══ SOURCE MATERIAL
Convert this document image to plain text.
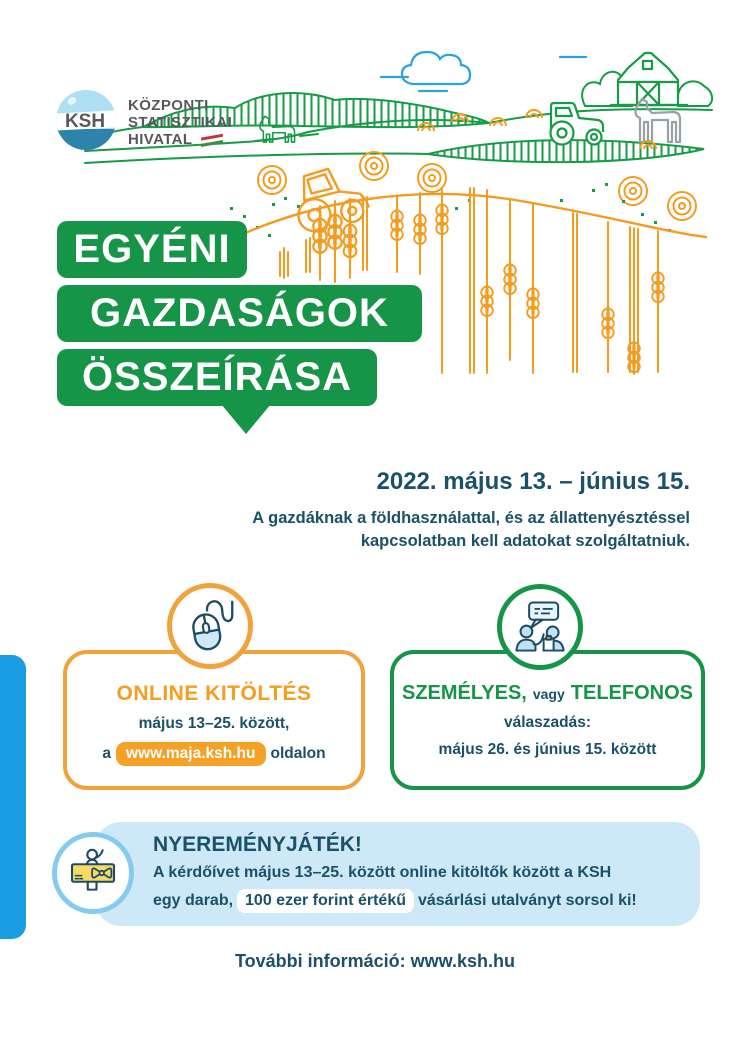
KSH
KÖZPONTI
STATISZTIKAI
HIVATAL
EGYÉNI
GAZDASÁGOK
ÖSSZEÍRÁSA
2022. május 13. – június 15.
A gazdáknak a földhasználattal, és az állattenyésztéssel
kapcsolatban kell adatokat szolgáltatniuk.
ONLINE KITÖLTÉS
május 13–25. között,
a www.maja.ksh.hu oldalon
SZEMÉLYES, vagy TELEFONOS
válaszadás:
május 26. és június 15. között
NYEREMÉNYJÁTÉK!
A kérdőívet május 13–25. között online kitöltők között a KSH
egy darab, 100 ezer forint értékű vásárlási utalványt sorsol ki!
További információ: www.ksh.hu
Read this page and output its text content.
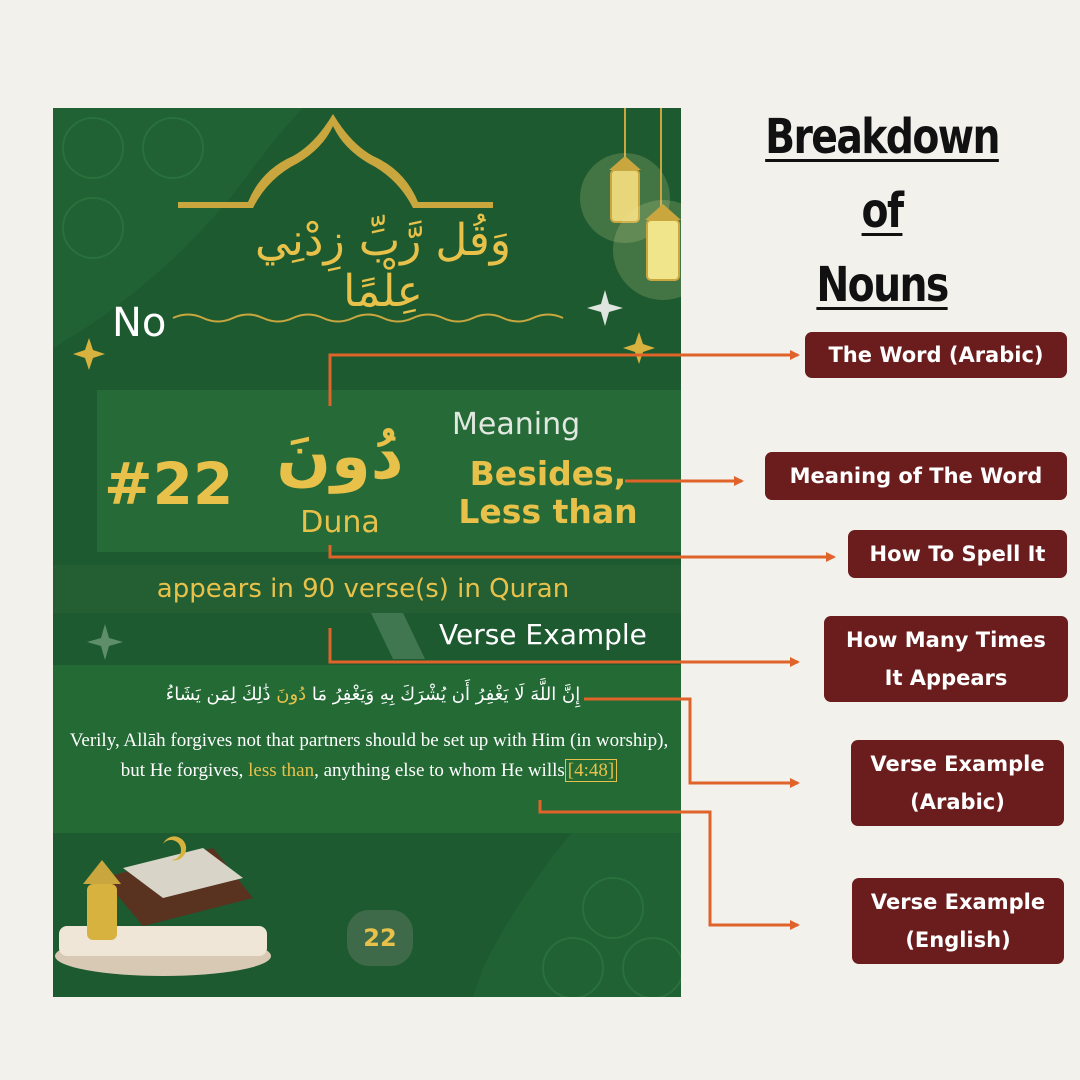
وَقُل رَّبِّ زِدْنِي عِلْمًا
No
#22 دُونَ
Duna
Meaning
Besides,
Less than
appears in 90 verse(s) in Quran
Verse Example
إِنَّ اللَّهَ لَا يَغْفِرُ أَن يُشْرَكَ بِهِ وَيَغْفِرُ مَا دُونَ ذَٰلِكَ لِمَن يَشَاءُ
Verily, Allāh forgives not that partners should be set up with Him (in worship), but He forgives, less than, anything else to whom He wills [4:48]
22
Breakdown of
Nouns
The Word (Arabic)
Meaning of The Word
How To Spell It
How Many Times
It Appears
Verse Example
(Arabic)
Verse Example
(English)
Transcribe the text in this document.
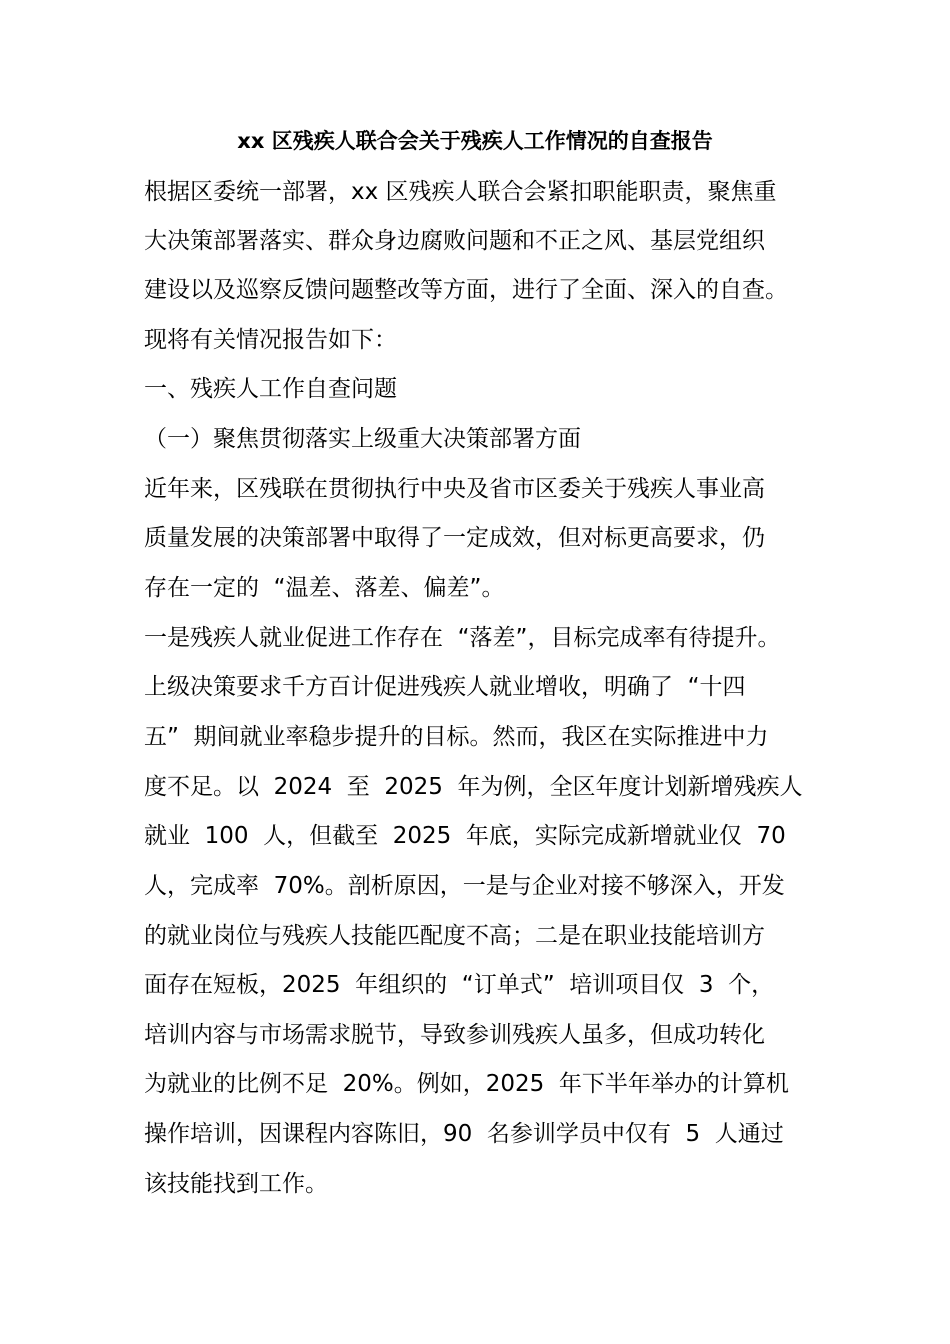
xx 区残疾人联合会关于残疾人工作情况的自查报告
根据区委统一部署，xx 区残疾人联合会紧扣职能职责，聚焦重
大决策部署落实、群众身边腐败问题和不正之风、基层党组织
建设以及巡察反馈问题整改等方面，进行了全面、深入的自查。
现将有关情况报告如下：
一、残疾人工作自查问题
（一）聚焦贯彻落实上级重大决策部署方面
近年来，区残联在贯彻执行中央及省市区委关于残疾人事业高
质量发展的决策部署中取得了一定成效，但对标更高要求，仍
存在一定的  “温差、落差、偏差”。
一是残疾人就业促进工作存在  “落差”，目标完成率有待提升。
上级决策要求千方百计促进残疾人就业增收，明确了  “十四
五”  期间就业率稳步提升的目标。然而，我区在实际推进中力
度不足。以  2024  至  2025  年为例，全区年度计划新增残疾人
就业  100  人，但截至  2025  年底，实际完成新增就业仅  70
人，完成率  70%。剖析原因，一是与企业对接不够深入，开发
的就业岗位与残疾人技能匹配度不高；二是在职业技能培训方
面存在短板，2025  年组织的  “订单式”  培训项目仅  3  个，
培训内容与市场需求脱节，导致参训残疾人虽多，但成功转化
为就业的比例不足  20%。例如，2025  年下半年举办的计算机
操作培训，因课程内容陈旧，90  名参训学员中仅有  5  人通过
该技能找到工作。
════
### YOUR TASK
Keep only the lines that hold the string "között", and copy them out.

### ANSWER TO THE PROBLEM
május 13–25. között,
május 26. és június 15. között
A kérdőívet május 13–25. között online kitöltők között a KSH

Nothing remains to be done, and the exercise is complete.